● Challenge:
Go through the data below and gather each line containing "Historic".
*** Extracted records ***
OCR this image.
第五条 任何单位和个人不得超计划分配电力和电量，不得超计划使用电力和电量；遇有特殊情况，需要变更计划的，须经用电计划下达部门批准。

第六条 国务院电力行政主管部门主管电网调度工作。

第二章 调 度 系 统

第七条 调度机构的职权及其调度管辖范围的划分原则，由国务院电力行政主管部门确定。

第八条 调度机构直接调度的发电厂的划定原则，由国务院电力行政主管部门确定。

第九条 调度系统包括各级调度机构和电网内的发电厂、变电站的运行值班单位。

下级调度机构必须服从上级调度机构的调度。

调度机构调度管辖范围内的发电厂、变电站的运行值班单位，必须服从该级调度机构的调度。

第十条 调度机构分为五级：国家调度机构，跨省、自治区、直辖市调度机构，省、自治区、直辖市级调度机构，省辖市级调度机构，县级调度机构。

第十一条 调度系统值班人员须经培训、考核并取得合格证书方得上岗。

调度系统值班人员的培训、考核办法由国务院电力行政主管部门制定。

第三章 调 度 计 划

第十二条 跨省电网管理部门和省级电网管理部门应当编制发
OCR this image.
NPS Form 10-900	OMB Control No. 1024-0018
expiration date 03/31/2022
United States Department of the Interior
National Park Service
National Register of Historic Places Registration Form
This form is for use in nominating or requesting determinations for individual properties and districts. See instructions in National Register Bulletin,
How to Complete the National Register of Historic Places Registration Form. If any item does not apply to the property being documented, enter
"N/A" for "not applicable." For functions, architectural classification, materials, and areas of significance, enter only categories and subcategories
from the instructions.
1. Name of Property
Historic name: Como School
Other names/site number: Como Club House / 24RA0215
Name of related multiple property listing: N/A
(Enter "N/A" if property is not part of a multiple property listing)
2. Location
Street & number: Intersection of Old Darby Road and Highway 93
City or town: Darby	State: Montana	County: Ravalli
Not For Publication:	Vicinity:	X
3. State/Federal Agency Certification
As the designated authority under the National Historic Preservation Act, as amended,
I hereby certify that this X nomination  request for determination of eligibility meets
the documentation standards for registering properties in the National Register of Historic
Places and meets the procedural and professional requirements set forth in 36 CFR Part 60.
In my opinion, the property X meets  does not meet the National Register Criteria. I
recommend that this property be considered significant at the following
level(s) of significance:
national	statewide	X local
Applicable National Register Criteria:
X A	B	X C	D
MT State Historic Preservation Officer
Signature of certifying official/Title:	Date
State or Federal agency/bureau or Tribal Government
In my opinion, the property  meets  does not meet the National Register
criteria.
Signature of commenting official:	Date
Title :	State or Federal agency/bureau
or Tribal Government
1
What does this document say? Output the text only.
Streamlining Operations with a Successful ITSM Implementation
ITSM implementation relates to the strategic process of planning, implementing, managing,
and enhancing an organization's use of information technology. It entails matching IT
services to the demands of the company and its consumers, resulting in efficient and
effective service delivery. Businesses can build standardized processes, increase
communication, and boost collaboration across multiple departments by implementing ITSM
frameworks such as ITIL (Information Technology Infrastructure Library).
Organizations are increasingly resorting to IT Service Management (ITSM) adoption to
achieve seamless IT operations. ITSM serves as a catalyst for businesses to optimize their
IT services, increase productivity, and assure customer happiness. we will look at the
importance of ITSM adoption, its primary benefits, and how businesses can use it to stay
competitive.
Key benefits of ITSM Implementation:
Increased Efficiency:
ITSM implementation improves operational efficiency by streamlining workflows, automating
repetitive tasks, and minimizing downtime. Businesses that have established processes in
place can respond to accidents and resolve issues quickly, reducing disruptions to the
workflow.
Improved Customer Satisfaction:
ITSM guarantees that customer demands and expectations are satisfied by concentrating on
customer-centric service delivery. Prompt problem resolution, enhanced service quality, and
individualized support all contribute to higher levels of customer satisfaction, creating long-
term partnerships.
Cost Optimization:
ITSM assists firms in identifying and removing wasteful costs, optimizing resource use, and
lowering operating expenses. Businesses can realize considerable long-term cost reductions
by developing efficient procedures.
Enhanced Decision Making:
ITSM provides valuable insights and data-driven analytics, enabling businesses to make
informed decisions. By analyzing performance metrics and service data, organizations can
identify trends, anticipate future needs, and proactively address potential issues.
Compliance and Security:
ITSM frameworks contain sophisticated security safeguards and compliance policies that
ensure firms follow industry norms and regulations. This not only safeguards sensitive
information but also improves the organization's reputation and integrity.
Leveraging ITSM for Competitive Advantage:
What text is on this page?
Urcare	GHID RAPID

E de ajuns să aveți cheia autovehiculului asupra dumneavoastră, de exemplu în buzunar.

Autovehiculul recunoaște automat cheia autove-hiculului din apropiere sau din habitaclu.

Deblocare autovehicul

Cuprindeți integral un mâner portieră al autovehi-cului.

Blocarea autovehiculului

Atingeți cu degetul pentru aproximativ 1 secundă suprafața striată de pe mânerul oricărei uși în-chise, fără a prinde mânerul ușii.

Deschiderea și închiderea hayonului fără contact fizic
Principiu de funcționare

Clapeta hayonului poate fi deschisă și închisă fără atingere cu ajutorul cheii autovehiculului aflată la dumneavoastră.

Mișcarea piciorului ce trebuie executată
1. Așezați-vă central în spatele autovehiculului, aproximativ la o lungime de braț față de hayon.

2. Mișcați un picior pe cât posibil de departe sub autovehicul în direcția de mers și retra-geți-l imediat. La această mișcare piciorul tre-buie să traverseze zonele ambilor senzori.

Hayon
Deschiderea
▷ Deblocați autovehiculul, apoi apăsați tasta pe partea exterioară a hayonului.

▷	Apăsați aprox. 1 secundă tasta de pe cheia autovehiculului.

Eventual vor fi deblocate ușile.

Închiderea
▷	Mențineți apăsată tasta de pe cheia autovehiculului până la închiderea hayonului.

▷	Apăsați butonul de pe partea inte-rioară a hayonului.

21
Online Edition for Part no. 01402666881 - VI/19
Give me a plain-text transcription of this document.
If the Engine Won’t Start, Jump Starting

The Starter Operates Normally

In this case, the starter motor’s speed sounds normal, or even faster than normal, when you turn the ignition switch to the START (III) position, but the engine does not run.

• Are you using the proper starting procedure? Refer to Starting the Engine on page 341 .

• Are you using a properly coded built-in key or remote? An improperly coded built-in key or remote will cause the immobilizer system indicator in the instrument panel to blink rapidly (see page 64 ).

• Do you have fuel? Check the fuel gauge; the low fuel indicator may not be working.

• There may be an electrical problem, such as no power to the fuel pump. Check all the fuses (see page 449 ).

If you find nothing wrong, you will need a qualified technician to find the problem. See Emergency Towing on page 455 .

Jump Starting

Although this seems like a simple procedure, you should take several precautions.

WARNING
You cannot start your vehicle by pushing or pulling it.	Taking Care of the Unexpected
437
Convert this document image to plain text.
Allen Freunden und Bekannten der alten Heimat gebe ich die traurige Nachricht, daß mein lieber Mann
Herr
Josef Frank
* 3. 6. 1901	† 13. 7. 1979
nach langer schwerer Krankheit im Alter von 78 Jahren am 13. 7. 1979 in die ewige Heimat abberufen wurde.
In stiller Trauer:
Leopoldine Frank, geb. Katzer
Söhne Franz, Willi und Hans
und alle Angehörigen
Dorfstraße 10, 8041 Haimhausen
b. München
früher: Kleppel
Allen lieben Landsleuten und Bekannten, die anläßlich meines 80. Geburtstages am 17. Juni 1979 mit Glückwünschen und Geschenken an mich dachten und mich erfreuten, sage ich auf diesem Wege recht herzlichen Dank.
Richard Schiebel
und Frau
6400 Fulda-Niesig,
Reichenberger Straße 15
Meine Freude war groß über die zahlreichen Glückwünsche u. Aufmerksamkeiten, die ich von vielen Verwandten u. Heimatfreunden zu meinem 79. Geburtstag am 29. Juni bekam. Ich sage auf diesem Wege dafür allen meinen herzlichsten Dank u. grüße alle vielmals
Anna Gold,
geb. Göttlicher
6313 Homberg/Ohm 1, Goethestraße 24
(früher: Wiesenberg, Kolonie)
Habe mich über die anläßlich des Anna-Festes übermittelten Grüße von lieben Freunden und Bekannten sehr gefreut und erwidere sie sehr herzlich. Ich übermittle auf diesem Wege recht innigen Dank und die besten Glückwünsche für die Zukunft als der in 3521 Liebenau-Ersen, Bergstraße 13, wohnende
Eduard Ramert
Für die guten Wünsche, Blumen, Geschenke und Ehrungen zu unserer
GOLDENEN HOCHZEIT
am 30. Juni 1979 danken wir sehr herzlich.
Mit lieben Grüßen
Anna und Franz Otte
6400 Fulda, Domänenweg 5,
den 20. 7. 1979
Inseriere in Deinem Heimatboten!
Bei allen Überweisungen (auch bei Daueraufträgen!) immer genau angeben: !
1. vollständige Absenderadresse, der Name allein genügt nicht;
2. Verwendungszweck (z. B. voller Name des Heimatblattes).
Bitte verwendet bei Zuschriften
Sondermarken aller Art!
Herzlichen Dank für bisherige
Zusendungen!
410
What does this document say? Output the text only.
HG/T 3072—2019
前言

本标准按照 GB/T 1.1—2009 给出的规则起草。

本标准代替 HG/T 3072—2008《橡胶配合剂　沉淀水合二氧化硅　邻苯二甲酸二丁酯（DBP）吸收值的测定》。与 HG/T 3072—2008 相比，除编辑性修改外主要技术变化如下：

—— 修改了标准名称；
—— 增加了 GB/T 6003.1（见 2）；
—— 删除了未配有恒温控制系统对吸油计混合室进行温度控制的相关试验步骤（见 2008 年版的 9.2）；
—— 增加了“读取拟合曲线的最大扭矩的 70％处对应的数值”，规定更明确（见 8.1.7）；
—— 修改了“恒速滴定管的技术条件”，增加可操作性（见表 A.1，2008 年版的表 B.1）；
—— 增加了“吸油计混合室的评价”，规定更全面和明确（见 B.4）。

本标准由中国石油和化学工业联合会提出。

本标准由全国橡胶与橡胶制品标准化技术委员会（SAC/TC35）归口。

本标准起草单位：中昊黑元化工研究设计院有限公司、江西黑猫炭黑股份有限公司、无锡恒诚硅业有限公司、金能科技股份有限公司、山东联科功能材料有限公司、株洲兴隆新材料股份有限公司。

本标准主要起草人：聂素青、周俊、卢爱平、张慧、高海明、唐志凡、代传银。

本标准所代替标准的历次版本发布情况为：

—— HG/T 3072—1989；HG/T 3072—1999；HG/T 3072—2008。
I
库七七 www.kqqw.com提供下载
***
● Answer in full:
National Register of Historic Places Registration Form
How to Complete the National Register of Historic Places Registration Form. If any item does not apply to the property being documented, enter
Historic name: Como School
As the designated authority under the National Historic Preservation Act, as amended,
the documentation standards for registering properties in the National Register of Historic
MT State Historic Preservation Officer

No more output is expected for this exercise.